● **Do this**:
From the entries below, please gather each line containing the string "случае".

● **Extracted records**:
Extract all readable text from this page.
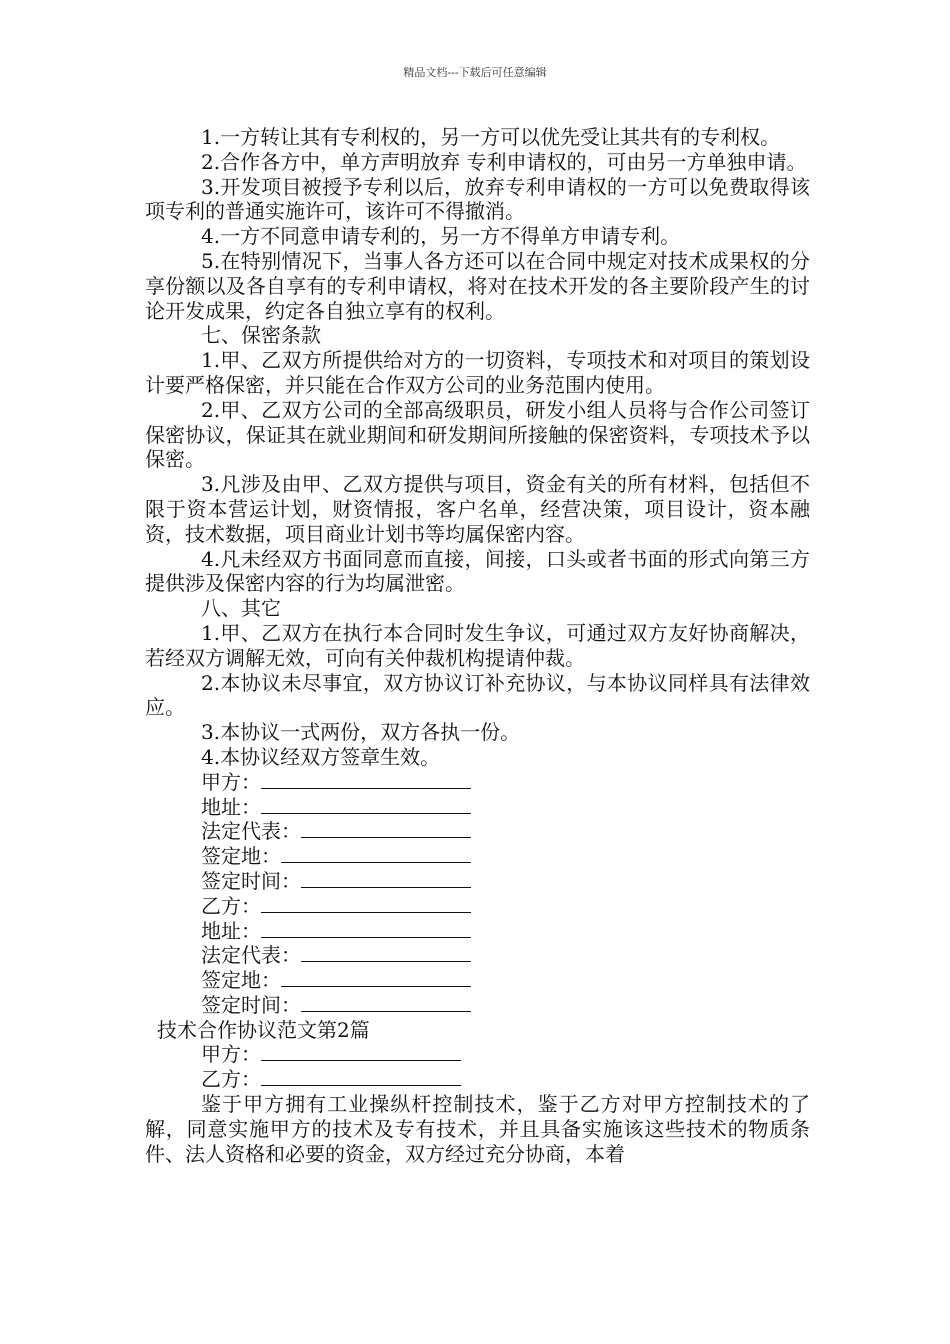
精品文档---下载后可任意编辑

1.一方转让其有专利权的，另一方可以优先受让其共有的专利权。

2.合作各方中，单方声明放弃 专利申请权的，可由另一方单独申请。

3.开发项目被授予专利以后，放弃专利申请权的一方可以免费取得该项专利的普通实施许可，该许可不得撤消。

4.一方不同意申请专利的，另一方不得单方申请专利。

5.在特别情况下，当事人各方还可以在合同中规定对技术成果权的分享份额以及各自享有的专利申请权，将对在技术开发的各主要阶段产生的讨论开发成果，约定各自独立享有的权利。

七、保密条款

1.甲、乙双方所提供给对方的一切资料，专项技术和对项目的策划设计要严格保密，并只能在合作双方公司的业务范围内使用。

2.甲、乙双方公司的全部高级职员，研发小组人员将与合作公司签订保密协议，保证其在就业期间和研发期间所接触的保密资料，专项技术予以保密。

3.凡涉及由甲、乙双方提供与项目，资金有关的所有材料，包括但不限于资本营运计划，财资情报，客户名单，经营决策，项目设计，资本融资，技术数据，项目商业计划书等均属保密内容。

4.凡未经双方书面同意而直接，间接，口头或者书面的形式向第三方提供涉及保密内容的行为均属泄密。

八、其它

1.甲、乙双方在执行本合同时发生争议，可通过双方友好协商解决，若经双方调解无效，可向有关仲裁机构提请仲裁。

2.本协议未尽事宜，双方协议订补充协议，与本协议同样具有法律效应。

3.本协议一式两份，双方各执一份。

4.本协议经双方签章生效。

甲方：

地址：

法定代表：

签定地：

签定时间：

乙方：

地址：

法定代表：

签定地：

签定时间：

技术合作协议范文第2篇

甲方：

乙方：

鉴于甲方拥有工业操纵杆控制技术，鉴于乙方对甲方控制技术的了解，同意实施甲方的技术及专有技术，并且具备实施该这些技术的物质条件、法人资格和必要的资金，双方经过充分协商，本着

* * *

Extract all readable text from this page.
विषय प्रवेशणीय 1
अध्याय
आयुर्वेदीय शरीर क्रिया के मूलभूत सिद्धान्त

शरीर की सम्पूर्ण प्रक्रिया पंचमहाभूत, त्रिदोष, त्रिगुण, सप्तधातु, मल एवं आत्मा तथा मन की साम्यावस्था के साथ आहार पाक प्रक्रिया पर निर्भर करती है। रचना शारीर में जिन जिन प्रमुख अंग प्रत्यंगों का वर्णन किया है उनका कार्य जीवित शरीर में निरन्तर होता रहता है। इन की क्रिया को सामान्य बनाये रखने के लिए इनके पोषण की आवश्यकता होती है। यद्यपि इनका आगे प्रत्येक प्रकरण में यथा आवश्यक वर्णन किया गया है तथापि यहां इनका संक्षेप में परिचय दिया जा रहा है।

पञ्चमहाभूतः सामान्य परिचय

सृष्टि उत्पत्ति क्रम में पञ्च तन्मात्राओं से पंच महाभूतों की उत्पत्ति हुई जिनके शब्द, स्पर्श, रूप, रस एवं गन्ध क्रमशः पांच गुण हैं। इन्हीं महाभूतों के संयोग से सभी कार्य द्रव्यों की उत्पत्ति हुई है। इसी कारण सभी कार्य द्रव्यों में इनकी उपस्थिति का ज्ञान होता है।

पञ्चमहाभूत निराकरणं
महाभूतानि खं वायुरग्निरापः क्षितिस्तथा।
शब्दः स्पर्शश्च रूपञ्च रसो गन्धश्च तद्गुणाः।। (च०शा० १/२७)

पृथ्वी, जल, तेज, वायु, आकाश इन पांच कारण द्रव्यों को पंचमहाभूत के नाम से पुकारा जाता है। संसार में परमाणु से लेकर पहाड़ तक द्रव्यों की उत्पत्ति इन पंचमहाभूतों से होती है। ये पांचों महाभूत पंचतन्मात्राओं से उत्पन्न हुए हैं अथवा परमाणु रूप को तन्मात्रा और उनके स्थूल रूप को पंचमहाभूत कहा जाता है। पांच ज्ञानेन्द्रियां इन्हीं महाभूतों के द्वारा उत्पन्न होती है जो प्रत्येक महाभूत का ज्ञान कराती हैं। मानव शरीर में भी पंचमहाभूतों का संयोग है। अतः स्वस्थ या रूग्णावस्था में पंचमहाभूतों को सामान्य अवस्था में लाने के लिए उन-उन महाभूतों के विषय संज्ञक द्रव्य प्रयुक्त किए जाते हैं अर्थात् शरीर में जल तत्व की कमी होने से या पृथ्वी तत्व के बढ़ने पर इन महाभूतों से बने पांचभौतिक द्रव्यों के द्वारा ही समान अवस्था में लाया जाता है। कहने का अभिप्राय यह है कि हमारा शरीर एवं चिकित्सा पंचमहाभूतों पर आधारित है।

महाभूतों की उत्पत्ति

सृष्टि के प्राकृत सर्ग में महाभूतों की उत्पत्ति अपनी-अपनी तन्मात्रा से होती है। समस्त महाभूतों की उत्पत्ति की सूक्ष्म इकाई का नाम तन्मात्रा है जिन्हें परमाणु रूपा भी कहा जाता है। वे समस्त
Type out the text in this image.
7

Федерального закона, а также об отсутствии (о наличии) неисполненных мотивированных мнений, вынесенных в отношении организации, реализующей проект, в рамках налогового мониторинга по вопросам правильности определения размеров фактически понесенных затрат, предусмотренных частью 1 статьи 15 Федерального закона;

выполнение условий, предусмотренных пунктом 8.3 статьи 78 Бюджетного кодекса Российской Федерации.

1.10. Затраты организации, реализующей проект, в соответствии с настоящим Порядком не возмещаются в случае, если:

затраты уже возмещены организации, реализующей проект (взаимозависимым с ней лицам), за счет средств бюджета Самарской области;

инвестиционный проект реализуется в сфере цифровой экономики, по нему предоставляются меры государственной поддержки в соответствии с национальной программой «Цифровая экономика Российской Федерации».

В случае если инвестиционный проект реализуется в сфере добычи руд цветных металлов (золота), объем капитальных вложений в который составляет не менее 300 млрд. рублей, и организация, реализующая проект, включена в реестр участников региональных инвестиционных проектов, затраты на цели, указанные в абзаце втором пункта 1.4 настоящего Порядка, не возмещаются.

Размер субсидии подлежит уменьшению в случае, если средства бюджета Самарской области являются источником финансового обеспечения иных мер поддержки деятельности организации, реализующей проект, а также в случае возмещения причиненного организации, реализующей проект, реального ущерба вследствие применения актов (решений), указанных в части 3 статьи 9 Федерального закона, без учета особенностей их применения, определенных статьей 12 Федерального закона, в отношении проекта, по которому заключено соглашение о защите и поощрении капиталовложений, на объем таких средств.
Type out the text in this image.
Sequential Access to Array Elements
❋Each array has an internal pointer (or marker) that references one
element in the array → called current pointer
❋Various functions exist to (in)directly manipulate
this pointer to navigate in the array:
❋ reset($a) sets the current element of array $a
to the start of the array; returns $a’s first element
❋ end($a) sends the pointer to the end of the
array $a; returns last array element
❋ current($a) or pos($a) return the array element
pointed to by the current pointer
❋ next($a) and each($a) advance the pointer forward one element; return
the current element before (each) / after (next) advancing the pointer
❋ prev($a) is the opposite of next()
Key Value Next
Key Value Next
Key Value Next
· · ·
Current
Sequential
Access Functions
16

● **Complete answer**:
1.10. Затраты организации, реализующей проект, в соответствии с настоящим Порядком не возмещаются в случае, если:
В случае если инвестиционный проект реализуется в сфере добычи руд цветных металлов (золота), объем капитальных вложений в который составляет не менее 300 млрд. рублей, и организация, реализующая проект, включена в реестр участников региональных инвестиционных проектов, затраты на цели, указанные в абзаце втором пункта 1.4 настоящего Порядка, не возмещаются.
Размер субсидии подлежит уменьшению в случае, если средства бюджета Самарской области являются источником финансового обеспечения иных мер поддержки деятельности организации, реализующей проект, а также в случае возмещения причиненного организации, реализующей проект, реального ущерба вследствие применения актов (решений), указанных в части 3 статьи 9 Федерального закона, без учета особенностей их применения, определенных статьей 12 Федерального закона, в отношении проекта, по которому заключено соглашение о защите и поощрении капиталовложений, на объем таких средств.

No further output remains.